---------- Records for the task ----------
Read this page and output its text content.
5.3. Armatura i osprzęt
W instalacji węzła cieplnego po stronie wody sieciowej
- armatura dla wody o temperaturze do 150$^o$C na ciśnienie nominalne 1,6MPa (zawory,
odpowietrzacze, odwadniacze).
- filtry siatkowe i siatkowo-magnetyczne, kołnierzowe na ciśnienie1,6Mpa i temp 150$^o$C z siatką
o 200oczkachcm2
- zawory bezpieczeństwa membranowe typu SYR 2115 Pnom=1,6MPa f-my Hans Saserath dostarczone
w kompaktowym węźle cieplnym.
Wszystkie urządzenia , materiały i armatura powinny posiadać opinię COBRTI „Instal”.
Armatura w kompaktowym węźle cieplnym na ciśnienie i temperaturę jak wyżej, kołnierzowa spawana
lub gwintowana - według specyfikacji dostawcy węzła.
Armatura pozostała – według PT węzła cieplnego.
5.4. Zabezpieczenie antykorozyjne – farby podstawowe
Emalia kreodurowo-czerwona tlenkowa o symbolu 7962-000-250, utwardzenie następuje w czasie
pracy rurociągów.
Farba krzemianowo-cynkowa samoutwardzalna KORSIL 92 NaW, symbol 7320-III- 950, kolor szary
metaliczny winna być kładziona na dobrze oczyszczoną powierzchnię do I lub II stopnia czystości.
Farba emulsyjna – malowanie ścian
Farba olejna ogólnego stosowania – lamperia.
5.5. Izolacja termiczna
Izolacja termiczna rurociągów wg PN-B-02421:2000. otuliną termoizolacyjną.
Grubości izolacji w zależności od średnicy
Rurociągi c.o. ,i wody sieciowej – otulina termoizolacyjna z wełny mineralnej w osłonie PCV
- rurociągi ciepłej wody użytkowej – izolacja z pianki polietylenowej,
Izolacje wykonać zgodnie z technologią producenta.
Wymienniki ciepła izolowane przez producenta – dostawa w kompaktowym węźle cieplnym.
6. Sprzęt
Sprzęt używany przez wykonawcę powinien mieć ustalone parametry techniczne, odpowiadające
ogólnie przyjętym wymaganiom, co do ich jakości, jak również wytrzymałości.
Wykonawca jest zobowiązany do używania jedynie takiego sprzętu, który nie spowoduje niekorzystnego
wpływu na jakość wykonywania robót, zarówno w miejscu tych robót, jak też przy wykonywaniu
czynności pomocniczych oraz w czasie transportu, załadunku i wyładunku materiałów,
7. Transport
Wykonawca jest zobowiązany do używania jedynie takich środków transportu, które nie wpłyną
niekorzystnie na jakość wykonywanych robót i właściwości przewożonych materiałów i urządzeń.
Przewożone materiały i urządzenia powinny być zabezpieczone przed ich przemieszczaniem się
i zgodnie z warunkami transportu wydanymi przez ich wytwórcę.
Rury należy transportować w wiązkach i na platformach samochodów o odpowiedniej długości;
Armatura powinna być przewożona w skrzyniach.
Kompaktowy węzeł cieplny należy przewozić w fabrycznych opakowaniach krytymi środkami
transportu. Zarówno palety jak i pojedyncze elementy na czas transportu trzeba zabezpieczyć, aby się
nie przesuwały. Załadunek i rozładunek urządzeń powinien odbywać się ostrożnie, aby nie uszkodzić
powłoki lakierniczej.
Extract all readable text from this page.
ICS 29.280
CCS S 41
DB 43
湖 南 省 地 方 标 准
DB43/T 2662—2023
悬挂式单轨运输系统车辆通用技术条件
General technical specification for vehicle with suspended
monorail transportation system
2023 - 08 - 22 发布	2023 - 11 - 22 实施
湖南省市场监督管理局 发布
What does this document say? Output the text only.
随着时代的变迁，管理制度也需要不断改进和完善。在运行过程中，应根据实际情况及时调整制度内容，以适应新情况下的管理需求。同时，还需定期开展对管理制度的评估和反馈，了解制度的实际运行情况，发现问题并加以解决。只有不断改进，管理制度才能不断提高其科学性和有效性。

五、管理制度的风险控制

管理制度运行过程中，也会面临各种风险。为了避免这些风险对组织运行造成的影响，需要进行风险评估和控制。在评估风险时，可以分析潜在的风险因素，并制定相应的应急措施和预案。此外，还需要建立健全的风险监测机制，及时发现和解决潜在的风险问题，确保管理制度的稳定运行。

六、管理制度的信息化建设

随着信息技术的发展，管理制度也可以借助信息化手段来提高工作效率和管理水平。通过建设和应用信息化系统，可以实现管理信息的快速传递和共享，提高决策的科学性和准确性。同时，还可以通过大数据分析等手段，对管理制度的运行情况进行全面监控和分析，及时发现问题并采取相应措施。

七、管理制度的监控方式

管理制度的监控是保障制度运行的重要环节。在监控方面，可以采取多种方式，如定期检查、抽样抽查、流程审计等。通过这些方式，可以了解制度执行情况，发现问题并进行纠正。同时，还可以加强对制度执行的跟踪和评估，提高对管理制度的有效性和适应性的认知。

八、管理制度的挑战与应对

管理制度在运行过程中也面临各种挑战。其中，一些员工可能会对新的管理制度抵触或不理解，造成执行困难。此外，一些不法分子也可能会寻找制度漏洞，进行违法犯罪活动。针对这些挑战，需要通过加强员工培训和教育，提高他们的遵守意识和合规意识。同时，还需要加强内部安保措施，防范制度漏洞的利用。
----------
- _Exercise prompt_
Every line from the one containing "What does this" through the end of the entries above must be echoed exactly, with both ends kept.

- _Finished task_
What does this document say? Output the text only.
随着时代的变迁，管理制度也需要不断改进和完善。在运行过程中，应根据实际情况及时调整制度内容，以适应新情况下的管理需求。同时，还需定期开展对管理制度的评估和反馈，了解制度的实际运行情况，发现问题并加以解决。只有不断改进，管理制度才能不断提高其科学性和有效性。

五、管理制度的风险控制

管理制度运行过程中，也会面临各种风险。为了避免这些风险对组织运行造成的影响，需要进行风险评估和控制。在评估风险时，可以分析潜在的风险因素，并制定相应的应急措施和预案。此外，还需要建立健全的风险监测机制，及时发现和解决潜在的风险问题，确保管理制度的稳定运行。

六、管理制度的信息化建设

随着信息技术的发展，管理制度也可以借助信息化手段来提高工作效率和管理水平。通过建设和应用信息化系统，可以实现管理信息的快速传递和共享，提高决策的科学性和准确性。同时，还可以通过大数据分析等手段，对管理制度的运行情况进行全面监控和分析，及时发现问题并采取相应措施。

七、管理制度的监控方式

管理制度的监控是保障制度运行的重要环节。在监控方面，可以采取多种方式，如定期检查、抽样抽查、流程审计等。通过这些方式，可以了解制度执行情况，发现问题并进行纠正。同时，还可以加强对制度执行的跟踪和评估，提高对管理制度的有效性和适应性的认知。

八、管理制度的挑战与应对

管理制度在运行过程中也面临各种挑战。其中，一些员工可能会对新的管理制度抵触或不理解，造成执行困难。此外，一些不法分子也可能会寻找制度漏洞，进行违法犯罪活动。针对这些挑战，需要通过加强员工培训和教育，提高他们的遵守意识和合规意识。同时，还需要加强内部安保措施，防范制度漏洞的利用。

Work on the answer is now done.